Stored items from a collection:
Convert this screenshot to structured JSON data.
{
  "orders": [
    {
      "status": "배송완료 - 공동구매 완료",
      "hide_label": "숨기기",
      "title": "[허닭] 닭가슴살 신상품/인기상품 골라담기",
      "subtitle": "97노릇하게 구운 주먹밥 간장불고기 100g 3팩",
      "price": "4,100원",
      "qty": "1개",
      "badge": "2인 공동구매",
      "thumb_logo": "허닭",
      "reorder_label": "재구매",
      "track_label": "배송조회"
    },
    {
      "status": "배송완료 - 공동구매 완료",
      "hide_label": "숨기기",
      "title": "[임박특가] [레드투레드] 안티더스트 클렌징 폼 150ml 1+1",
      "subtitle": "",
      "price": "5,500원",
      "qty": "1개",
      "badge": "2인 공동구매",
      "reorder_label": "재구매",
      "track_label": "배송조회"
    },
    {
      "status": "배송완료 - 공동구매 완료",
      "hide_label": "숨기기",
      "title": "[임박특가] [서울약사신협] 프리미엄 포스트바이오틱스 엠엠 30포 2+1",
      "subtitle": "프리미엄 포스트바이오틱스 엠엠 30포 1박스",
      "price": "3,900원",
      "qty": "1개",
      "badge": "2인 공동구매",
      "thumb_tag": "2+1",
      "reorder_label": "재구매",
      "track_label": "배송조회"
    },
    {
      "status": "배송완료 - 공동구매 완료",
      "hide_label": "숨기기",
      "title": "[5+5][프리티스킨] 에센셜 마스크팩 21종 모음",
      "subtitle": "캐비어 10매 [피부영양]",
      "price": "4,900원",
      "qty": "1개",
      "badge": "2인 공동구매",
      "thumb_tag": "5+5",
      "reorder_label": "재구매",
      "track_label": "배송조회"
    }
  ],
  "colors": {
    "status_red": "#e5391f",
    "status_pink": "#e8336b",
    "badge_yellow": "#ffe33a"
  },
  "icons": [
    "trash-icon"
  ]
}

WORK REQUIRED — Emit the records above again, exactly, with no line skipped.

WRITTEN SOLUTION —
Convert this screenshot to structured JSON data.
{
  "orders": [
    {
      "status": "배송완료 - 공동구매 완료",
      "hide_label": "숨기기",
      "title": "[허닭] 닭가슴살 신상품/인기상품 골라담기",
      "subtitle": "97노릇하게 구운 주먹밥 간장불고기 100g 3팩",
      "price": "4,100원",
      "qty": "1개",
      "badge": "2인 공동구매",
      "thumb_logo": "허닭",
      "reorder_label": "재구매",
      "track_label": "배송조회"
    },
    {
      "status": "배송완료 - 공동구매 완료",
      "hide_label": "숨기기",
      "title": "[임박특가] [레드투레드] 안티더스트 클렌징 폼 150ml 1+1",
      "subtitle": "",
      "price": "5,500원",
      "qty": "1개",
      "badge": "2인 공동구매",
      "reorder_label": "재구매",
      "track_label": "배송조회"
    },
    {
      "status": "배송완료 - 공동구매 완료",
      "hide_label": "숨기기",
      "title": "[임박특가] [서울약사신협] 프리미엄 포스트바이오틱스 엠엠 30포 2+1",
      "subtitle": "프리미엄 포스트바이오틱스 엠엠 30포 1박스",
      "price": "3,900원",
      "qty": "1개",
      "badge": "2인 공동구매",
      "thumb_tag": "2+1",
      "reorder_label": "재구매",
      "track_label": "배송조회"
    },
    {
      "status": "배송완료 - 공동구매 완료",
      "hide_label": "숨기기",
      "title": "[5+5][프리티스킨] 에센셜 마스크팩 21종 모음",
      "subtitle": "캐비어 10매 [피부영양]",
      "price": "4,900원",
      "qty": "1개",
      "badge": "2인 공동구매",
      "thumb_tag": "5+5",
      "reorder_label": "재구매",
      "track_label": "배송조회"
    }
  ],
  "colors": {
    "status_red": "#e5391f",
    "status_pink": "#e8336b",
    "badge_yellow": "#ffe33a"
  },
  "icons": [
    "trash-icon"
  ]
}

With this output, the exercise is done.